= THE REQUEST =
Copy every line of the following data that includes the string "importance".

[Dataset entries]
"""

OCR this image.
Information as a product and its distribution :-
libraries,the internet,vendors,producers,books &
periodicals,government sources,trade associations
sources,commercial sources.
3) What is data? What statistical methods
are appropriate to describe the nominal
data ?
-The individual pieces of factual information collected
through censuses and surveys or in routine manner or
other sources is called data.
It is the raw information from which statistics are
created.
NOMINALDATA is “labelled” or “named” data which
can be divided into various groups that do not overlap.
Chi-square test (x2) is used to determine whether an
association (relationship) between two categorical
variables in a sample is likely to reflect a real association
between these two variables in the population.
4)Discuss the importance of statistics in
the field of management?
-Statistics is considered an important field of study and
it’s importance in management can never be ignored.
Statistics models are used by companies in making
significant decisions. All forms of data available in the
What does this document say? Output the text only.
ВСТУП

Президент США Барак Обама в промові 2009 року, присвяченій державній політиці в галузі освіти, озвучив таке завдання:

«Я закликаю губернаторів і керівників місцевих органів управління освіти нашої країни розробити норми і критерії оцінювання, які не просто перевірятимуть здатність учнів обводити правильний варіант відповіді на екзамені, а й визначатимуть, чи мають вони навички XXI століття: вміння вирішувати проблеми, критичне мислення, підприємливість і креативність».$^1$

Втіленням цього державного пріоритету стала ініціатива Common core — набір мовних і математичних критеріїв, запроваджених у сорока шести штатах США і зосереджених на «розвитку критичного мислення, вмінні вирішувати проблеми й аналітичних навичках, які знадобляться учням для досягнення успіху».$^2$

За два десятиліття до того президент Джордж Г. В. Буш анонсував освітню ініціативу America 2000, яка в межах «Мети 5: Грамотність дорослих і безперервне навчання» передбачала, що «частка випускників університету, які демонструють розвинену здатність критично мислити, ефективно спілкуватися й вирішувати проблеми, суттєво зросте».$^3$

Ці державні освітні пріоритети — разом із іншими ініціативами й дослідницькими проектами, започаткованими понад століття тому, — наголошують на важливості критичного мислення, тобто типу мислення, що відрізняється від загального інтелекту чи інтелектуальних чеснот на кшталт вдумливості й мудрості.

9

"""

= ANSWER TO THIS PROBLEM =
4)Discuss the importance of statistics in
it’s importance in management can never be ignored.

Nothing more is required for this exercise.